*Items listed in a dataset*:
--- BEGIN ---

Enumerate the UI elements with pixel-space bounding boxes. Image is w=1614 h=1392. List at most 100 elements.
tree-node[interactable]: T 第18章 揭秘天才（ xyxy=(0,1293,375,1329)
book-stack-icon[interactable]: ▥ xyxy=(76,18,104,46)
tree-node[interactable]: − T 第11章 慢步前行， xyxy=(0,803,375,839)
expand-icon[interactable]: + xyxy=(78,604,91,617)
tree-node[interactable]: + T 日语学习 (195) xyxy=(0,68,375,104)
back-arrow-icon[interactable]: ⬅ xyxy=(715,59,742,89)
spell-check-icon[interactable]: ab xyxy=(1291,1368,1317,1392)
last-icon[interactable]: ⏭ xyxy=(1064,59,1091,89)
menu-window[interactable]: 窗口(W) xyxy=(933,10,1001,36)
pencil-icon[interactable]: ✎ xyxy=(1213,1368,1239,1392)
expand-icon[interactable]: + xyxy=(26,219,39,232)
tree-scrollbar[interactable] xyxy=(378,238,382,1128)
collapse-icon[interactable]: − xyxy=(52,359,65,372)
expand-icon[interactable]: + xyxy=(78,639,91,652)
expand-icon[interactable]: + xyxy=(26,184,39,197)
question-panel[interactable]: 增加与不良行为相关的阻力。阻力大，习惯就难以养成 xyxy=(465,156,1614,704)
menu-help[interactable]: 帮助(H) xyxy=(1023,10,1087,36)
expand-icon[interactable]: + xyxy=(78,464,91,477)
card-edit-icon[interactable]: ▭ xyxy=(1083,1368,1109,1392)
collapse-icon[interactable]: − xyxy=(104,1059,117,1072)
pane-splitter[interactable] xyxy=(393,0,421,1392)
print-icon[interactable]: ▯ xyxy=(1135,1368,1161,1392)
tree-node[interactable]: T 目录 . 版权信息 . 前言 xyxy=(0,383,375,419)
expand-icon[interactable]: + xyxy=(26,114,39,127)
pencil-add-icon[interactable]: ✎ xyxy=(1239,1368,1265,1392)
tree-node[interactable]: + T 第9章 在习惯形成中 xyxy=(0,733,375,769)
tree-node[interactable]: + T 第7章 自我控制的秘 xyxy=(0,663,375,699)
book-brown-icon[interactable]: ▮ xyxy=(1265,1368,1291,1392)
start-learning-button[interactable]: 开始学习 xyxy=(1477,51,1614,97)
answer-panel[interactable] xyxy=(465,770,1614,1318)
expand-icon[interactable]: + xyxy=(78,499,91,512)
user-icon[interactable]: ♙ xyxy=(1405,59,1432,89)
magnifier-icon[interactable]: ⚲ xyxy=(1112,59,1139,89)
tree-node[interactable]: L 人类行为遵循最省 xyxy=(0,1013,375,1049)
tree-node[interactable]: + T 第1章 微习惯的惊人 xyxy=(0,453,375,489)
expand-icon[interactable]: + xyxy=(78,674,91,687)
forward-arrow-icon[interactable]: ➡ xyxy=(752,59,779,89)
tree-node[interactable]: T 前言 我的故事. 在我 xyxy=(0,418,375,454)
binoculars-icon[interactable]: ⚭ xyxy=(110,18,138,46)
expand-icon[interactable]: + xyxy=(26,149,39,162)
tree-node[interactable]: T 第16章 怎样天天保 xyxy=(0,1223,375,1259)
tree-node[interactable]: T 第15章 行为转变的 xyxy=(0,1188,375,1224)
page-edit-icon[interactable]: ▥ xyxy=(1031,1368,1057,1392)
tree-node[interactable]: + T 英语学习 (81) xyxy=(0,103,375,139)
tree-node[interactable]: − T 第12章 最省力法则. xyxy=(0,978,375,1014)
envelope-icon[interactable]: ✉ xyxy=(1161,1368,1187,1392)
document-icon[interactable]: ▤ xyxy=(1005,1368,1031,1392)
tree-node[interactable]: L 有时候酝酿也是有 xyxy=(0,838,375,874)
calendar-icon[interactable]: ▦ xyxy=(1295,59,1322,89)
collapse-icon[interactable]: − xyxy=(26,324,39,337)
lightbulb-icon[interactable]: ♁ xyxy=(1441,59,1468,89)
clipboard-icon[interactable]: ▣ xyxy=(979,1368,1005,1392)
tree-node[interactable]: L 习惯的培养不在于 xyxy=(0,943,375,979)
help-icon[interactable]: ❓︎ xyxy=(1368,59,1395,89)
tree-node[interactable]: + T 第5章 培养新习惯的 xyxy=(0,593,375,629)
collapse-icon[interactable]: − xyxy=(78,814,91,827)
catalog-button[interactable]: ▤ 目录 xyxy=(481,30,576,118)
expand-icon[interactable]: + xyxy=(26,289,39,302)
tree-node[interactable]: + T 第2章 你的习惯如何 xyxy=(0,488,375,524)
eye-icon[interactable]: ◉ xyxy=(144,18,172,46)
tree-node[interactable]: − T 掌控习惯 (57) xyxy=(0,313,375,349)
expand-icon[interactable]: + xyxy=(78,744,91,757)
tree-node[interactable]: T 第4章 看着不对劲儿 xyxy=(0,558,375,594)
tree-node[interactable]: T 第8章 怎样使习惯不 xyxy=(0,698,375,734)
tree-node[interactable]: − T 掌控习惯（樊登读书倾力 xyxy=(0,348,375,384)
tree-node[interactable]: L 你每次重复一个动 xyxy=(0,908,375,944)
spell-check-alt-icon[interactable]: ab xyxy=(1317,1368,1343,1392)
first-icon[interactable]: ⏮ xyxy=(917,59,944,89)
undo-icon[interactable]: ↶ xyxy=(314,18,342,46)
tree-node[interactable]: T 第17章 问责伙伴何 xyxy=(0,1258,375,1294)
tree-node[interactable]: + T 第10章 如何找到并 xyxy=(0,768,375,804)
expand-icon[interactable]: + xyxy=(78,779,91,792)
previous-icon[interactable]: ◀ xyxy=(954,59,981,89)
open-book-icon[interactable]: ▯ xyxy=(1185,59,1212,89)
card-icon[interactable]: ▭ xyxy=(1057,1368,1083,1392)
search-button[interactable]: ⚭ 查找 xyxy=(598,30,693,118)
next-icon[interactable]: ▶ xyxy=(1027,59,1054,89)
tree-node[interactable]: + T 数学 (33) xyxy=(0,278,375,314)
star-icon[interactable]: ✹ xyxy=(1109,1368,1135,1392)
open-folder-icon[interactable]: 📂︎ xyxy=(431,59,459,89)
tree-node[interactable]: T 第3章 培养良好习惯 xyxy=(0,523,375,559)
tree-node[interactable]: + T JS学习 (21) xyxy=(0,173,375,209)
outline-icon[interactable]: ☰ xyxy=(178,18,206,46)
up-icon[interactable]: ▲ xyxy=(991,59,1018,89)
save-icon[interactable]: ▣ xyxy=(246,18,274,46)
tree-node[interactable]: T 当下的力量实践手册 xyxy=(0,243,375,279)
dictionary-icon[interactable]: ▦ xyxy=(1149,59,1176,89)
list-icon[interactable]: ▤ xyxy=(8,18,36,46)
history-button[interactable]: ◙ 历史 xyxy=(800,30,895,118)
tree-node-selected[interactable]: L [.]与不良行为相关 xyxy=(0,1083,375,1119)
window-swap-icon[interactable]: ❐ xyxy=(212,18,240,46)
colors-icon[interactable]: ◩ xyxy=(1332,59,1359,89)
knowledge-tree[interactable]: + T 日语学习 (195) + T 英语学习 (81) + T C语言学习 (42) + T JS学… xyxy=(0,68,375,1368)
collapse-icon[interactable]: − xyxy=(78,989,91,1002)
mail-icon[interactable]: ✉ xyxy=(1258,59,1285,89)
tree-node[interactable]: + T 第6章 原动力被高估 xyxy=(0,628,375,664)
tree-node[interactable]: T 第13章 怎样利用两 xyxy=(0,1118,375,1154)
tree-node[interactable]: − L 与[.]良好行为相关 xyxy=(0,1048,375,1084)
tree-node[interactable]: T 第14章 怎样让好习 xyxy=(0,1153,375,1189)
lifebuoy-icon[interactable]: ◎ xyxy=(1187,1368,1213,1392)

--- END ---

*EXERCISE REQUIREMENTS*:
Reproduce, without any change, the lines from the start of the records through the line containing "tree-node[interactable]: + T 日语学习", including both ends.

*SOLUTION FOR THIS TASK*:
Enumerate the UI elements with pixel-space bounding boxes. Image is w=1614 h=1392. List at most 100 elements.
tree-node[interactable]: T 第18章 揭秘天才（ xyxy=(0,1293,375,1329)
book-stack-icon[interactable]: ▥ xyxy=(76,18,104,46)
tree-node[interactable]: − T 第11章 慢步前行， xyxy=(0,803,375,839)
expand-icon[interactable]: + xyxy=(78,604,91,617)
tree-node[interactable]: + T 日语学习 (195) xyxy=(0,68,375,104)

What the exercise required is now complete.